> **Written instruction**
Extract each line of the data below exactly as written.

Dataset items
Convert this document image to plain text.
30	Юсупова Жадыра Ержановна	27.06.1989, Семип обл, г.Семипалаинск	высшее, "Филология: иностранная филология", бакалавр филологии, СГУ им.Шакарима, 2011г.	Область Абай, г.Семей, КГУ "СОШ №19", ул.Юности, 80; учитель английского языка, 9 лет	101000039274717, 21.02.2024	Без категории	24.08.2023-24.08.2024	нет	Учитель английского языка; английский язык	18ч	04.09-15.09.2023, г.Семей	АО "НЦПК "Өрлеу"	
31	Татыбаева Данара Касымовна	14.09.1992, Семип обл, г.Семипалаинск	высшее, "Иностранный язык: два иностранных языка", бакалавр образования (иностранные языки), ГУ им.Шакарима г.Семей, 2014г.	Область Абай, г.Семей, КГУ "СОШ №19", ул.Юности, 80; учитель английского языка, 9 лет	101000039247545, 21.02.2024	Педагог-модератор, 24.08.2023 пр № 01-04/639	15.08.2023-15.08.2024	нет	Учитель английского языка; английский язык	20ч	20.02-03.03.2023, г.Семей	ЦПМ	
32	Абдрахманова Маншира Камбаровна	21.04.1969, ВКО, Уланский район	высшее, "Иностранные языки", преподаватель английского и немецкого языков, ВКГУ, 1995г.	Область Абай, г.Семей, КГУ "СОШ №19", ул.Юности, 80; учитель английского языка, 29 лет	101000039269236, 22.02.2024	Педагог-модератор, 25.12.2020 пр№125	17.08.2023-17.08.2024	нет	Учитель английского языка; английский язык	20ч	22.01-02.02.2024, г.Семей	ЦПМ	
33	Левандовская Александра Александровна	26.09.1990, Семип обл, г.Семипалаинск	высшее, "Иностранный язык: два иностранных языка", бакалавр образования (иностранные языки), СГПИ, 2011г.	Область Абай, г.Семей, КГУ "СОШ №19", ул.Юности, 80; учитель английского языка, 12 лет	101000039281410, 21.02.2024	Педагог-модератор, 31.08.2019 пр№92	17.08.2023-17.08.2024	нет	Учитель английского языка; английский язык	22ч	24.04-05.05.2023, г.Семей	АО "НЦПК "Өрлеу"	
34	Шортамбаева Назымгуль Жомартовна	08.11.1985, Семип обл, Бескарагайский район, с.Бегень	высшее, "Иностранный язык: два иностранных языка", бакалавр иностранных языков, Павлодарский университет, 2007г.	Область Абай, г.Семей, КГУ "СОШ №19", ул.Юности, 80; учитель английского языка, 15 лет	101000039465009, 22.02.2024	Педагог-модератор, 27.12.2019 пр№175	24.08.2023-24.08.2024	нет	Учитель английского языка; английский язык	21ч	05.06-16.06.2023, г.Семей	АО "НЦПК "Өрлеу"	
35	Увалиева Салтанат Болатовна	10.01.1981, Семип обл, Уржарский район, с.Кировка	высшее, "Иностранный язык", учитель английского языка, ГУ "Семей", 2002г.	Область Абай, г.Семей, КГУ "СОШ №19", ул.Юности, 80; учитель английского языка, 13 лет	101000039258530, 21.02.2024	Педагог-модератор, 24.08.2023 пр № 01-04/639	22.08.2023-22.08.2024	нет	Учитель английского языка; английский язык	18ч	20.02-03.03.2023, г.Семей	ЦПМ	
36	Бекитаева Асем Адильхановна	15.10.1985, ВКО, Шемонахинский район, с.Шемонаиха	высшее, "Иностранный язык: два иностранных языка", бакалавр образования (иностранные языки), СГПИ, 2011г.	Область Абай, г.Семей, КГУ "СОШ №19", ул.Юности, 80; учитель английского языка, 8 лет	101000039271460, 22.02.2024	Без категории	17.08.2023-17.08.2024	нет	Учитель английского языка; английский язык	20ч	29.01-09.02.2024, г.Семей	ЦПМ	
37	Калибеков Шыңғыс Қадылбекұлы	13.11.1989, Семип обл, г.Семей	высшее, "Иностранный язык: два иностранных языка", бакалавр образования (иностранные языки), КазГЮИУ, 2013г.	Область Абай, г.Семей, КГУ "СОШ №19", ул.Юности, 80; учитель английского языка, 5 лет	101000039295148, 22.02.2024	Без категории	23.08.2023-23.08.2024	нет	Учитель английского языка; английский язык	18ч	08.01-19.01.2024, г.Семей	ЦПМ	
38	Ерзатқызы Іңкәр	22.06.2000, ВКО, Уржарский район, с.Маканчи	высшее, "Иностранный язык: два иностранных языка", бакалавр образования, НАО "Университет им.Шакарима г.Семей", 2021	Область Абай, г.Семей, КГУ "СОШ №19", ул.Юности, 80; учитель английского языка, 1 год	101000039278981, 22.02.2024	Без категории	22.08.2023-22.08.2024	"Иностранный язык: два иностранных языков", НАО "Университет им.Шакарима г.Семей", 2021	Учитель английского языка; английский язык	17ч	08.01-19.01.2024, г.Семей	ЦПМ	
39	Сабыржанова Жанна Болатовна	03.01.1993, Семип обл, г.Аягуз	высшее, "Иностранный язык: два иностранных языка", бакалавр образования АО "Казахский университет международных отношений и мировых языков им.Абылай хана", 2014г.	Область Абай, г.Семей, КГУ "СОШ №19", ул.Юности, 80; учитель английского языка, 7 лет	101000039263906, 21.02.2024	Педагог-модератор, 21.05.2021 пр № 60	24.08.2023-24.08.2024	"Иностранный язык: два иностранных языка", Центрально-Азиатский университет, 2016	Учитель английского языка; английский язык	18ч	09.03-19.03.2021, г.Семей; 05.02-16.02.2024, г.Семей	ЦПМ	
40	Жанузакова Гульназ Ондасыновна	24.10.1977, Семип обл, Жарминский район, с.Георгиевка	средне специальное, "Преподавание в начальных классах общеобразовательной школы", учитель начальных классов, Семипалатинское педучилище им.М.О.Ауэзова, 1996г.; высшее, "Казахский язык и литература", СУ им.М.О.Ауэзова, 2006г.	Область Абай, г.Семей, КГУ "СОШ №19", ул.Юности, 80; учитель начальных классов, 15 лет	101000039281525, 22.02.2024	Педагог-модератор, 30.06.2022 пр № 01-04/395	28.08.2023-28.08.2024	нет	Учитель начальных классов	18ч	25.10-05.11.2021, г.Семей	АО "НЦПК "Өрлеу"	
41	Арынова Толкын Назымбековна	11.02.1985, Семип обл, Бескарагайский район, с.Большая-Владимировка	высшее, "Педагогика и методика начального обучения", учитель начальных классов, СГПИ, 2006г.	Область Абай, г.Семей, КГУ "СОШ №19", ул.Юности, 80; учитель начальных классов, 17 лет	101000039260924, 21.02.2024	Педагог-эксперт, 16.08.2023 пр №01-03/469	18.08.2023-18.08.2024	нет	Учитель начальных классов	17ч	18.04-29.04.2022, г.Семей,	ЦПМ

> **Solution to the problem**
Convert this document image to plain text.
30	Юсупова Жадыра Ержановна	27.06.1989, Семип обл, г.Семипалаинск	высшее, "Филология: иностранная филология", бакалавр филологии, СГУ им.Шакарима, 2011г.	Область Абай, г.Семей, КГУ "СОШ №19", ул.Юности, 80; учитель английского языка, 9 лет	101000039274717, 21.02.2024	Без категории	24.08.2023-24.08.2024	нет	Учитель английского языка; английский язык	18ч	04.09-15.09.2023, г.Семей	АО "НЦПК "Өрлеу"	
31	Татыбаева Данара Касымовна	14.09.1992, Семип обл, г.Семипалаинск	высшее, "Иностранный язык: два иностранных языка", бакалавр образования (иностранные языки), ГУ им.Шакарима г.Семей, 2014г.	Область Абай, г.Семей, КГУ "СОШ №19", ул.Юности, 80; учитель английского языка, 9 лет	101000039247545, 21.02.2024	Педагог-модератор, 24.08.2023 пр № 01-04/639	15.08.2023-15.08.2024	нет	Учитель английского языка; английский язык	20ч	20.02-03.03.2023, г.Семей	ЦПМ	
32	Абдрахманова Маншира Камбаровна	21.04.1969, ВКО, Уланский район	высшее, "Иностранные языки", преподаватель английского и немецкого языков, ВКГУ, 1995г.	Область Абай, г.Семей, КГУ "СОШ №19", ул.Юности, 80; учитель английского языка, 29 лет	101000039269236, 22.02.2024	Педагог-модератор, 25.12.2020 пр№125	17.08.2023-17.08.2024	нет	Учитель английского языка; английский язык	20ч	22.01-02.02.2024, г.Семей	ЦПМ	
33	Левандовская Александра Александровна	26.09.1990, Семип обл, г.Семипалаинск	высшее, "Иностранный язык: два иностранных языка", бакалавр образования (иностранные языки), СГПИ, 2011г.	Область Абай, г.Семей, КГУ "СОШ №19", ул.Юности, 80; учитель английского языка, 12 лет	101000039281410, 21.02.2024	Педагог-модератор, 31.08.2019 пр№92	17.08.2023-17.08.2024	нет	Учитель английского языка; английский язык	22ч	24.04-05.05.2023, г.Семей	АО "НЦПК "Өрлеу"	
34	Шортамбаева Назымгуль Жомартовна	08.11.1985, Семип обл, Бескарагайский район, с.Бегень	высшее, "Иностранный язык: два иностранных языка", бакалавр иностранных языков, Павлодарский университет, 2007г.	Область Абай, г.Семей, КГУ "СОШ №19", ул.Юности, 80; учитель английского языка, 15 лет	101000039465009, 22.02.2024	Педагог-модератор, 27.12.2019 пр№175	24.08.2023-24.08.2024	нет	Учитель английского языка; английский язык	21ч	05.06-16.06.2023, г.Семей	АО "НЦПК "Өрлеу"	
35	Увалиева Салтанат Болатовна	10.01.1981, Семип обл, Уржарский район, с.Кировка	высшее, "Иностранный язык", учитель английского языка, ГУ "Семей", 2002г.	Область Абай, г.Семей, КГУ "СОШ №19", ул.Юности, 80; учитель английского языка, 13 лет	101000039258530, 21.02.2024	Педагог-модератор, 24.08.2023 пр № 01-04/639	22.08.2023-22.08.2024	нет	Учитель английского языка; английский язык	18ч	20.02-03.03.2023, г.Семей	ЦПМ	
36	Бекитаева Асем Адильхановна	15.10.1985, ВКО, Шемонахинский район, с.Шемонаиха	высшее, "Иностранный язык: два иностранных языка", бакалавр образования (иностранные языки), СГПИ, 2011г.	Область Абай, г.Семей, КГУ "СОШ №19", ул.Юности, 80; учитель английского языка, 8 лет	101000039271460, 22.02.2024	Без категории	17.08.2023-17.08.2024	нет	Учитель английского языка; английский язык	20ч	29.01-09.02.2024, г.Семей	ЦПМ	
37	Калибеков Шыңғыс Қадылбекұлы	13.11.1989, Семип обл, г.Семей	высшее, "Иностранный язык: два иностранных языка", бакалавр образования (иностранные языки), КазГЮИУ, 2013г.	Область Абай, г.Семей, КГУ "СОШ №19", ул.Юности, 80; учитель английского языка, 5 лет	101000039295148, 22.02.2024	Без категории	23.08.2023-23.08.2024	нет	Учитель английского языка; английский язык	18ч	08.01-19.01.2024, г.Семей	ЦПМ	
38	Ерзатқызы Іңкәр	22.06.2000, ВКО, Уржарский район, с.Маканчи	высшее, "Иностранный язык: два иностранных языка", бакалавр образования, НАО "Университет им.Шакарима г.Семей", 2021	Область Абай, г.Семей, КГУ "СОШ №19", ул.Юности, 80; учитель английского языка, 1 год	101000039278981, 22.02.2024	Без категории	22.08.2023-22.08.2024	"Иностранный язык: два иностранных языков", НАО "Университет им.Шакарима г.Семей", 2021	Учитель английского языка; английский язык	17ч	08.01-19.01.2024, г.Семей	ЦПМ	
39	Сабыржанова Жанна Болатовна	03.01.1993, Семип обл, г.Аягуз	высшее, "Иностранный язык: два иностранных языка", бакалавр образования АО "Казахский университет международных отношений и мировых языков им.Абылай хана", 2014г.	Область Абай, г.Семей, КГУ "СОШ №19", ул.Юности, 80; учитель английского языка, 7 лет	101000039263906, 21.02.2024	Педагог-модератор, 21.05.2021 пр № 60	24.08.2023-24.08.2024	"Иностранный язык: два иностранных языка", Центрально-Азиатский университет, 2016	Учитель английского языка; английский язык	18ч	09.03-19.03.2021, г.Семей; 05.02-16.02.2024, г.Семей	ЦПМ	
40	Жанузакова Гульназ Ондасыновна	24.10.1977, Семип обл, Жарминский район, с.Георгиевка	средне специальное, "Преподавание в начальных классах общеобразовательной школы", учитель начальных классов, Семипалатинское педучилище им.М.О.Ауэзова, 1996г.; высшее, "Казахский язык и литература", СУ им.М.О.Ауэзова, 2006г.	Область Абай, г.Семей, КГУ "СОШ №19", ул.Юности, 80; учитель начальных классов, 15 лет	101000039281525, 22.02.2024	Педагог-модератор, 30.06.2022 пр № 01-04/395	28.08.2023-28.08.2024	нет	Учитель начальных классов	18ч	25.10-05.11.2021, г.Семей	АО "НЦПК "Өрлеу"	
41	Арынова Толкын Назымбековна	11.02.1985, Семип обл, Бескарагайский район, с.Большая-Владимировка	высшее, "Педагогика и методика начального обучения", учитель начальных классов, СГПИ, 2006г.	Область Абай, г.Семей, КГУ "СОШ №19", ул.Юности, 80; учитель начальных классов, 17 лет	101000039260924, 21.02.2024	Педагог-эксперт, 16.08.2023 пр №01-03/469	18.08.2023-18.08.2024	нет	Учитель начальных классов	17ч	18.04-29.04.2022, г.Семей,	ЦПМ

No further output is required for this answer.